··· Page excerpt
Everyone wants a husband who loves them to the moon and back.
I'm lucky enough to actually have one.
So when I sit here thinking and considering, I want to thank God for my blessings as well.
This painful sex thing may suck and it may be a royal drag, but the godly person that my husband is comes shining through because of it. How many other men would curl around their non-functional spouses and whisper sweet nothings in their ears and mean them, too? How many other men would stick around for this soap opera? How many other men would agree to do whatever it takes, whether it means visiting doctors or therapists or reading sex books or whatnot in order to help me out?
How many other men would deal with being really aroused and having their wife turn them away? And do it with good grace and without turning it into a blamefest?
My man has such a deep, pure, loving heart and for some reason it's easier for me to trust it, to see it and to feel it when I'm alone at home just thinking quietly. It's so much harder to do when I'm actually with him. But that will come with time.
It might also have to do with having an audience for my embarrassment. It's hard to be totally out there sexually or otherwise when the one you're with knows of this deeply personal and embarrassing failure on your part to have a normal sex life. And also knows the problem isn't with him but rather, with you. If I were a man, I'd be feeling emasculated. Since I'm a woman, guess I'm just feeling de-sexified.
······
··· Extracted material
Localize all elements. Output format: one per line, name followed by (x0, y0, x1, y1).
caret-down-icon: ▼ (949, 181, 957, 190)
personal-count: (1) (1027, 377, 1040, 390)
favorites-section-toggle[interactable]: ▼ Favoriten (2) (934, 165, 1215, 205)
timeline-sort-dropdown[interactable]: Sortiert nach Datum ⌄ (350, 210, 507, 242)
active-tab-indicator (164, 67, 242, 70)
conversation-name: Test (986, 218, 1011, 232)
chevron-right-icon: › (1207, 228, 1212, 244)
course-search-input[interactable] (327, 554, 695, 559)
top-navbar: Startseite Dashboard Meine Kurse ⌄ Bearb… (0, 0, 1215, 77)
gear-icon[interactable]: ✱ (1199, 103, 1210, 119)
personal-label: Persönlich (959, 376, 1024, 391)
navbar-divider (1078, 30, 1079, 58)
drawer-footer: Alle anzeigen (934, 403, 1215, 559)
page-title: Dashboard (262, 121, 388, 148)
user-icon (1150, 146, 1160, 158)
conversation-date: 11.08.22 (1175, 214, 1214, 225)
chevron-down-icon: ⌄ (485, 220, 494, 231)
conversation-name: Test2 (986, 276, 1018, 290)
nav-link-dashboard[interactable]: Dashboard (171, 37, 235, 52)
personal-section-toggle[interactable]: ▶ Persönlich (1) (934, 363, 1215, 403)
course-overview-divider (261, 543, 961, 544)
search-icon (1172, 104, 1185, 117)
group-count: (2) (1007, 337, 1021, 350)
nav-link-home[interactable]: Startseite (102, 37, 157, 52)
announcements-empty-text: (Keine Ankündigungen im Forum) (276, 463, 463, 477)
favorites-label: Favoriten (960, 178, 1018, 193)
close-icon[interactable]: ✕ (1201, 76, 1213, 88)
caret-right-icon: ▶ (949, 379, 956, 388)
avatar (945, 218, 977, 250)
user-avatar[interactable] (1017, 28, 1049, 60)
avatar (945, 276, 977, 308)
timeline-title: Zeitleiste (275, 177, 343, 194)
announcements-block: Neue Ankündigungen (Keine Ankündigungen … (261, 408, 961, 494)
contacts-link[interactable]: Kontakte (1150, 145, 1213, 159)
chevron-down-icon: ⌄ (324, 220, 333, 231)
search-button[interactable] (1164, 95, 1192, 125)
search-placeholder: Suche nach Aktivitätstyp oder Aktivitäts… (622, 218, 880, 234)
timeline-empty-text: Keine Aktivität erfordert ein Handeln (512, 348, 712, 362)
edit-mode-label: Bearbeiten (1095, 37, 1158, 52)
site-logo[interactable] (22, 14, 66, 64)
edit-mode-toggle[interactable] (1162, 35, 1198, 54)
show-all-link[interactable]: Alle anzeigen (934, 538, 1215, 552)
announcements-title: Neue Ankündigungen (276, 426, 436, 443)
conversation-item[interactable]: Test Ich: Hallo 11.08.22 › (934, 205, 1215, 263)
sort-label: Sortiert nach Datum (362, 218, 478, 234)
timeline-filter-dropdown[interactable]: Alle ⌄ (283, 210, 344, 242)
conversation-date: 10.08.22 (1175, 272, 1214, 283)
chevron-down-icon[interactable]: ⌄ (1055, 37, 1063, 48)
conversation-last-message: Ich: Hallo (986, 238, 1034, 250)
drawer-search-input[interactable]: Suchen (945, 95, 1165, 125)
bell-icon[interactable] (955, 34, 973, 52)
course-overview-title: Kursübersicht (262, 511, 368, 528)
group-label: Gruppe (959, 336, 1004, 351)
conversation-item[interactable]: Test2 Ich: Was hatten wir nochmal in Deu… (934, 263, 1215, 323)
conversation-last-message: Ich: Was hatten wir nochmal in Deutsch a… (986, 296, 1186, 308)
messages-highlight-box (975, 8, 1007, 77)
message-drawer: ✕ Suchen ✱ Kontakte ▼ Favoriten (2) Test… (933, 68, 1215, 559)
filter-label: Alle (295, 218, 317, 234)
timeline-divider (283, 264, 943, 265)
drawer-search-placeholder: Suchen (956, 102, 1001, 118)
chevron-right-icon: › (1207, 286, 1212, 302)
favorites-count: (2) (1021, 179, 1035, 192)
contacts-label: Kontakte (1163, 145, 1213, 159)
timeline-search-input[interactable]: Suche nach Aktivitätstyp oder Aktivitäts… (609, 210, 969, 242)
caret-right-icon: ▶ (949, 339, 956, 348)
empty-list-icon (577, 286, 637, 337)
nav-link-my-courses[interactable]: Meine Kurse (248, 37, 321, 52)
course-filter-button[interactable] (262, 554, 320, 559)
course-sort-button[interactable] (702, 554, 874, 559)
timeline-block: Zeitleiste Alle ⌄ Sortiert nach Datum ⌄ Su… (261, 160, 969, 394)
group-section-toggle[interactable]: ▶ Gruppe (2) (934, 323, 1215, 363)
······
* [Exercises]:
(a) Do these statements agree with the blog post about painful sex and a supportive husband? Answer yes or no for each, and quote the deciding words of the post. (i) The writer says she actually has a husband who loves her to the moon and back. (ii) The writer finds it easier to trust her husband's heart when she is with him. (iii) The writer says the problem lies with her husband.
(b) Can you rewrite the part of the blog post about painful sex and a supportive husband that opens with the words containing "Everyone wants a" and closes with "into a blamefest?", putting "kind" in place of "godly"?
(c) Can you continue the blog post about painful sex and a supportive husband from where it stops?
The rows were taken from a different source.

* [Per-task outputs]:
(a)
(i) Yes: "I'm lucky enough to actually have one."
(ii) No: "It's so much harder to do when I'm actually with him."
(iii) No: "And also knows the problem isn't with him but rather, with you."

(b)
Everyone wants a husband who loves them to the moon and back.
I'm lucky enough to actually have one.
So when I sit here thinking and considering, I want to thank God for my blessings as well.
This painful sex thing may suck and it may be a royal drag, but the kind person that my husband is comes shining through because of it. How many other men would curl around their non-functional spouses and whisper sweet nothings in their ears and mean them, too? How many other men would stick around for this soap opera? How many other men would agree to do whatever it takes, whether it means visiting doctors or therapists or reading sex books or whatnot in order to help me out?
How many other men would deal with being really aroused and having their wife turn them away? And do it with good grace and without turning it into a blamefest?

(c)
How can I think of myself as the free spirit that I was- trusting, open, laughing, free and sexually adventurous (within the bounds of Judaism, obviously)- when the person my body is making me be is so much more withdrawn, shy, upset and worried that I'll just never be able to make this whole sex thing work and be pleasurable? It's a conundrum I don't have the answer to. There's the confident me and then the totally undone-hanging-off-the-hinges version.
My husband claims that he still sees me as a sex goddess, which might be him just trying to make me feel better but also might be the truth because it seems like no matter what I do I am still cherished in his eyes.
It strikes me that we are living a very private and very twisted version of a love story, where the enemy isn't Romeo or the Capulets but my own body. And when we win we'll have triumphed over it. Weird.